◆ Exercise aim ◆
Present the data once more in exactly its original form.

◆ Input data ◆
───

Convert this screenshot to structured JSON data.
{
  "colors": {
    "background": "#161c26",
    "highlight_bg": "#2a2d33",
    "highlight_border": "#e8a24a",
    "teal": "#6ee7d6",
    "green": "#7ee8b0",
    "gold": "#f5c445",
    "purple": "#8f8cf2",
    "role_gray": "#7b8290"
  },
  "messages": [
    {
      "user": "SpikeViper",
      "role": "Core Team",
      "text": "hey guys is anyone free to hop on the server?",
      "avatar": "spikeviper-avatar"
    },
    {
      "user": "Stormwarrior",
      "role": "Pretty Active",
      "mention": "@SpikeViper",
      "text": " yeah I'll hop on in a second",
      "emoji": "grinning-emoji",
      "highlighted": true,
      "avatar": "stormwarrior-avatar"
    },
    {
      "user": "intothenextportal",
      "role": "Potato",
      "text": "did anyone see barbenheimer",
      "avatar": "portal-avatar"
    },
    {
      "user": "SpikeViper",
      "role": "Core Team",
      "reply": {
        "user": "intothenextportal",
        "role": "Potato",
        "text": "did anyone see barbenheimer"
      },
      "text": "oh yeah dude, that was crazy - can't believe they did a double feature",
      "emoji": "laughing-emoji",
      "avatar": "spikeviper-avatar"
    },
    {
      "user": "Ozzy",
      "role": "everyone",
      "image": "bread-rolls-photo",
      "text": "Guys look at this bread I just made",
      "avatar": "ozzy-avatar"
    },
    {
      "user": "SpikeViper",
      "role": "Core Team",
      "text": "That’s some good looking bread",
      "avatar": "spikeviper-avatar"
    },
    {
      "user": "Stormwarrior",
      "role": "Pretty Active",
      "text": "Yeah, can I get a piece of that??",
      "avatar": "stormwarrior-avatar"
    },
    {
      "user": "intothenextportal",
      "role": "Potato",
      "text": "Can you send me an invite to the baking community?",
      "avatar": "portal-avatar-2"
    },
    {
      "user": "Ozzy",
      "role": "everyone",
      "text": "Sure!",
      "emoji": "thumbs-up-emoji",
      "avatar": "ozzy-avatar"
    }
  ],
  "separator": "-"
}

───

◆ Correct result ◆
Convert this screenshot to structured JSON data.
{
  "colors": {
    "background": "#161c26",
    "highlight_bg": "#2a2d33",
    "highlight_border": "#e8a24a",
    "teal": "#6ee7d6",
    "green": "#7ee8b0",
    "gold": "#f5c445",
    "purple": "#8f8cf2",
    "role_gray": "#7b8290"
  },
  "messages": [
    {
      "user": "SpikeViper",
      "role": "Core Team",
      "text": "hey guys is anyone free to hop on the server?",
      "avatar": "spikeviper-avatar"
    },
    {
      "user": "Stormwarrior",
      "role": "Pretty Active",
      "mention": "@SpikeViper",
      "text": " yeah I'll hop on in a second",
      "emoji": "grinning-emoji",
      "highlighted": true,
      "avatar": "stormwarrior-avatar"
    },
    {
      "user": "intothenextportal",
      "role": "Potato",
      "text": "did anyone see barbenheimer",
      "avatar": "portal-avatar"
    },
    {
      "user": "SpikeViper",
      "role": "Core Team",
      "reply": {
        "user": "intothenextportal",
        "role": "Potato",
        "text": "did anyone see barbenheimer"
      },
      "text": "oh yeah dude, that was crazy - can't believe they did a double feature",
      "emoji": "laughing-emoji",
      "avatar": "spikeviper-avatar"
    },
    {
      "user": "Ozzy",
      "role": "everyone",
      "image": "bread-rolls-photo",
      "text": "Guys look at this bread I just made",
      "avatar": "ozzy-avatar"
    },
    {
      "user": "SpikeViper",
      "role": "Core Team",
      "text": "That’s some good looking bread",
      "avatar": "spikeviper-avatar"
    },
    {
      "user": "Stormwarrior",
      "role": "Pretty Active",
      "text": "Yeah, can I get a piece of that??",
      "avatar": "stormwarrior-avatar"
    },
    {
      "user": "intothenextportal",
      "role": "Potato",
      "text": "Can you send me an invite to the baking community?",
      "avatar": "portal-avatar-2"
    },
    {
      "user": "Ozzy",
      "role": "everyone",
      "text": "Sure!",
      "emoji": "thumbs-up-emoji",
      "avatar": "ozzy-avatar"
    }
  ],
  "separator": "-"
}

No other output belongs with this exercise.